**Task goal**
Can you write out the whole listing exactly?

(Stored data)

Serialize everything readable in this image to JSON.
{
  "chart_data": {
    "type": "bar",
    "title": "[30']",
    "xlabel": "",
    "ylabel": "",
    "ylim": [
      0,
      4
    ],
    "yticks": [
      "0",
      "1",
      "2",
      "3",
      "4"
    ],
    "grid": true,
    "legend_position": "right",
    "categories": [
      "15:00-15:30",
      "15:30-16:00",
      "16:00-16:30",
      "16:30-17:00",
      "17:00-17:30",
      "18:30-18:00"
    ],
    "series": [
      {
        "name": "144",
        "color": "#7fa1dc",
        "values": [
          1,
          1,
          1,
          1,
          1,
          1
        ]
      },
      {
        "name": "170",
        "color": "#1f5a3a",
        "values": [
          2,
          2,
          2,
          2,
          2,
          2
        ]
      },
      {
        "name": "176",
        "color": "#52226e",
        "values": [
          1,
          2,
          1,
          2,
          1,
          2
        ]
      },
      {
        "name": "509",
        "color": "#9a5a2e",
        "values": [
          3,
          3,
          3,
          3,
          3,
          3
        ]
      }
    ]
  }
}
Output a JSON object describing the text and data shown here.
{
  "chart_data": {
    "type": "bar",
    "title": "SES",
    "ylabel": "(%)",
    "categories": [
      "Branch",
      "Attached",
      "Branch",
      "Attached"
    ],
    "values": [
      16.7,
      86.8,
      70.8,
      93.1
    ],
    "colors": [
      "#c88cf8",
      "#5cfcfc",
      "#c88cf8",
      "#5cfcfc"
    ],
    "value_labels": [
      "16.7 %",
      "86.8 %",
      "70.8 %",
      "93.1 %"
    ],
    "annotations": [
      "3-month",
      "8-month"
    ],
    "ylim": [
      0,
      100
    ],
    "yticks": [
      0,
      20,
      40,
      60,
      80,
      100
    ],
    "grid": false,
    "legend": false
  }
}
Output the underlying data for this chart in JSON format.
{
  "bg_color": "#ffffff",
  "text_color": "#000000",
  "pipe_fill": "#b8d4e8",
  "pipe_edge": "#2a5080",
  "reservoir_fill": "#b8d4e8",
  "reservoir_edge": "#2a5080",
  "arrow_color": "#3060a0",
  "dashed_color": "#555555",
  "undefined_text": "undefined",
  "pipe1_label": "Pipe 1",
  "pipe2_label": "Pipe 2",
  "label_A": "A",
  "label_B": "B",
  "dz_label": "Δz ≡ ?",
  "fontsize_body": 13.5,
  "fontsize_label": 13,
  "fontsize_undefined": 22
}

**Task output**
Serialize everything readable in this image to JSON.
{
  "chart_data": {
    "type": "bar",
    "title": "[30']",
    "xlabel": "",
    "ylabel": "",
    "ylim": [
      0,
      4
    ],
    "yticks": [
      "0",
      "1",
      "2",
      "3",
      "4"
    ],
    "grid": true,
    "legend_position": "right",
    "categories": [
      "15:00-15:30",
      "15:30-16:00",
      "16:00-16:30",
      "16:30-17:00",
      "17:00-17:30",
      "18:30-18:00"
    ],
    "series": [
      {
        "name": "144",
        "color": "#7fa1dc",
        "values": [
          1,
          1,
          1,
          1,
          1,
          1
        ]
      },
      {
        "name": "170",
        "color": "#1f5a3a",
        "values": [
          2,
          2,
          2,
          2,
          2,
          2
        ]
      },
      {
        "name": "176",
        "color": "#52226e",
        "values": [
          1,
          2,
          1,
          2,
          1,
          2
        ]
      },
      {
        "name": "509",
        "color": "#9a5a2e",
        "values": [
          3,
          3,
          3,
          3,
          3,
          3
        ]
      }
    ]
  }
}
Output a JSON object describing the text and data shown here.
{
  "chart_data": {
    "type": "bar",
    "title": "SES",
    "ylabel": "(%)",
    "categories": [
      "Branch",
      "Attached",
      "Branch",
      "Attached"
    ],
    "values": [
      16.7,
      86.8,
      70.8,
      93.1
    ],
    "colors": [
      "#c88cf8",
      "#5cfcfc",
      "#c88cf8",
      "#5cfcfc"
    ],
    "value_labels": [
      "16.7 %",
      "86.8 %",
      "70.8 %",
      "93.1 %"
    ],
    "annotations": [
      "3-month",
      "8-month"
    ],
    "ylim": [
      0,
      100
    ],
    "yticks": [
      0,
      20,
      40,
      60,
      80,
      100
    ],
    "grid": false,
    "legend": false
  }
}
Output the underlying data for this chart in JSON format.
{
  "bg_color": "#ffffff",
  "text_color": "#000000",
  "pipe_fill": "#b8d4e8",
  "pipe_edge": "#2a5080",
  "reservoir_fill": "#b8d4e8",
  "reservoir_edge": "#2a5080",
  "arrow_color": "#3060a0",
  "dashed_color": "#555555",
  "undefined_text": "undefined",
  "pipe1_label": "Pipe 1",
  "pipe2_label": "Pipe 2",
  "label_A": "A",
  "label_B": "B",
  "dz_label": "Δz ≡ ?",
  "fontsize_body": 13.5,
  "fontsize_label": 13,
  "fontsize_undefined": 22
}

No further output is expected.